* DESCRIPTION OF THE TASK *
Extract the listing below in full, unchanged.

* MATERIAL FOR THIS TASK *
__________
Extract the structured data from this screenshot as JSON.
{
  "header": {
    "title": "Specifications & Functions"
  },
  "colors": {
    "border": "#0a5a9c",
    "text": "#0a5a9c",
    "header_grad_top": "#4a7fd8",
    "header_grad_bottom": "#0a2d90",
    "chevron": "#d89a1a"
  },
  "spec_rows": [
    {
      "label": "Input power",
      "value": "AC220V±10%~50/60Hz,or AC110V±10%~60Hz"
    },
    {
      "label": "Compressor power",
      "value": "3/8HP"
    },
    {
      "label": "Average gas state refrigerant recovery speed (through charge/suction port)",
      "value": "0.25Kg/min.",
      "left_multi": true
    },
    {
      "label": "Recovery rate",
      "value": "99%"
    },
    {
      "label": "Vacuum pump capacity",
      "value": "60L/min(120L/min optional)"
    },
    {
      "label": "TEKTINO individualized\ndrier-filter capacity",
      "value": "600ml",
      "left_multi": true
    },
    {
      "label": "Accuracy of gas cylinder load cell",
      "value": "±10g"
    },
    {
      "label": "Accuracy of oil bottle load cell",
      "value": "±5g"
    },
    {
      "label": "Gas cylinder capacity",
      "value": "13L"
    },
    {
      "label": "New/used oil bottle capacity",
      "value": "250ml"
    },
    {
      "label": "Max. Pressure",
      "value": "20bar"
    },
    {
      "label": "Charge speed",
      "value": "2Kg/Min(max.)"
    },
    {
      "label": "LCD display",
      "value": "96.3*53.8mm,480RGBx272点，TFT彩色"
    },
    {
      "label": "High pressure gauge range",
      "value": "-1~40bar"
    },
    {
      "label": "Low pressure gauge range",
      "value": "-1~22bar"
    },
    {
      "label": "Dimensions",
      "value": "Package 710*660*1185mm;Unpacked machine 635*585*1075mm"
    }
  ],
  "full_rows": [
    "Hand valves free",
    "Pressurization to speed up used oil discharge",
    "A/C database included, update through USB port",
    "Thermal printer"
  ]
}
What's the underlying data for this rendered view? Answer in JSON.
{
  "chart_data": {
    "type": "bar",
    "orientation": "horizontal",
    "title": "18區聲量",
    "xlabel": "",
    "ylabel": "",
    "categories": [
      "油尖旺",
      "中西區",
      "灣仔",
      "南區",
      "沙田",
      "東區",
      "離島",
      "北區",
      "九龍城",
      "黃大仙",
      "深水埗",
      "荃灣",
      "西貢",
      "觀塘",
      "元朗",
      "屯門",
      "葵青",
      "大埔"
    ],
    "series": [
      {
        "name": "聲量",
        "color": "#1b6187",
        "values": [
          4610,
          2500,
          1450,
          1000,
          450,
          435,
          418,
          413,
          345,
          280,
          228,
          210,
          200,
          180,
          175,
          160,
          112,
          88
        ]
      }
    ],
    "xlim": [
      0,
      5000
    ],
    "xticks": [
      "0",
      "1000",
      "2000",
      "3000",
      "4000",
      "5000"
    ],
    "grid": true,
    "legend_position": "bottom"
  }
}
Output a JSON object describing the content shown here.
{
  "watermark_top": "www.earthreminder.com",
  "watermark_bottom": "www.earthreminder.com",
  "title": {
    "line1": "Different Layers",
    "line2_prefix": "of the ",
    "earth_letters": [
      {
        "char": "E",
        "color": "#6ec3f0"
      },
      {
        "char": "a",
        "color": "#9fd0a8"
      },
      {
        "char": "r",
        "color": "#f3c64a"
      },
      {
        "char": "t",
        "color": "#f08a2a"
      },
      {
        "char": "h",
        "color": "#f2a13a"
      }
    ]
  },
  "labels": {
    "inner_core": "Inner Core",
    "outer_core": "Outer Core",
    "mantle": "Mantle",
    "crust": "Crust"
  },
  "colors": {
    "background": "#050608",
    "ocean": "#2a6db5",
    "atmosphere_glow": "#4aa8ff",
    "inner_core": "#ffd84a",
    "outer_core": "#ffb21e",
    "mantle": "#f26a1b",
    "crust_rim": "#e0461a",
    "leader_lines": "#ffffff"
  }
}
__________
* EXPECTED ANSWER *
Extract the structured data from this screenshot as JSON.
{
  "header": {
    "title": "Specifications & Functions"
  },
  "colors": {
    "border": "#0a5a9c",
    "text": "#0a5a9c",
    "header_grad_top": "#4a7fd8",
    "header_grad_bottom": "#0a2d90",
    "chevron": "#d89a1a"
  },
  "spec_rows": [
    {
      "label": "Input power",
      "value": "AC220V±10%~50/60Hz,or AC110V±10%~60Hz"
    },
    {
      "label": "Compressor power",
      "value": "3/8HP"
    },
    {
      "label": "Average gas state refrigerant recovery speed (through charge/suction port)",
      "value": "0.25Kg/min.",
      "left_multi": true
    },
    {
      "label": "Recovery rate",
      "value": "99%"
    },
    {
      "label": "Vacuum pump capacity",
      "value": "60L/min(120L/min optional)"
    },
    {
      "label": "TEKTINO individualized\ndrier-filter capacity",
      "value": "600ml",
      "left_multi": true
    },
    {
      "label": "Accuracy of gas cylinder load cell",
      "value": "±10g"
    },
    {
      "label": "Accuracy of oil bottle load cell",
      "value": "±5g"
    },
    {
      "label": "Gas cylinder capacity",
      "value": "13L"
    },
    {
      "label": "New/used oil bottle capacity",
      "value": "250ml"
    },
    {
      "label": "Max. Pressure",
      "value": "20bar"
    },
    {
      "label": "Charge speed",
      "value": "2Kg/Min(max.)"
    },
    {
      "label": "LCD display",
      "value": "96.3*53.8mm,480RGBx272点，TFT彩色"
    },
    {
      "label": "High pressure gauge range",
      "value": "-1~40bar"
    },
    {
      "label": "Low pressure gauge range",
      "value": "-1~22bar"
    },
    {
      "label": "Dimensions",
      "value": "Package 710*660*1185mm;Unpacked machine 635*585*1075mm"
    }
  ],
  "full_rows": [
    "Hand valves free",
    "Pressurization to speed up used oil discharge",
    "A/C database included, update through USB port",
    "Thermal printer"
  ]
}
What's the underlying data for this rendered view? Answer in JSON.
{
  "chart_data": {
    "type": "bar",
    "orientation": "horizontal",
    "title": "18區聲量",
    "xlabel": "",
    "ylabel": "",
    "categories": [
      "油尖旺",
      "中西區",
      "灣仔",
      "南區",
      "沙田",
      "東區",
      "離島",
      "北區",
      "九龍城",
      "黃大仙",
      "深水埗",
      "荃灣",
      "西貢",
      "觀塘",
      "元朗",
      "屯門",
      "葵青",
      "大埔"
    ],
    "series": [
      {
        "name": "聲量",
        "color": "#1b6187",
        "values": [
          4610,
          2500,
          1450,
          1000,
          450,
          435,
          418,
          413,
          345,
          280,
          228,
          210,
          200,
          180,
          175,
          160,
          112,
          88
        ]
      }
    ],
    "xlim": [
      0,
      5000
    ],
    "xticks": [
      "0",
      "1000",
      "2000",
      "3000",
      "4000",
      "5000"
    ],
    "grid": true,
    "legend_position": "bottom"
  }
}
Output a JSON object describing the content shown here.
{
  "watermark_top": "www.earthreminder.com",
  "watermark_bottom": "www.earthreminder.com",
  "title": {
    "line1": "Different Layers",
    "line2_prefix": "of the ",
    "earth_letters": [
      {
        "char": "E",
        "color": "#6ec3f0"
      },
      {
        "char": "a",
        "color": "#9fd0a8"
      },
      {
        "char": "r",
        "color": "#f3c64a"
      },
      {
        "char": "t",
        "color": "#f08a2a"
      },
      {
        "char": "h",
        "color": "#f2a13a"
      }
    ]
  },
  "labels": {
    "inner_core": "Inner Core",
    "outer_core": "Outer Core",
    "mantle": "Mantle",
    "crust": "Crust"
  },
  "colors": {
    "background": "#050608",
    "ocean": "#2a6db5",
    "atmosphere_glow": "#4aa8ff",
    "inner_core": "#ffd84a",
    "outer_core": "#ffb21e",
    "mantle": "#f26a1b",
    "crust_rim": "#e0461a",
    "leader_lines": "#ffffff"
  }
}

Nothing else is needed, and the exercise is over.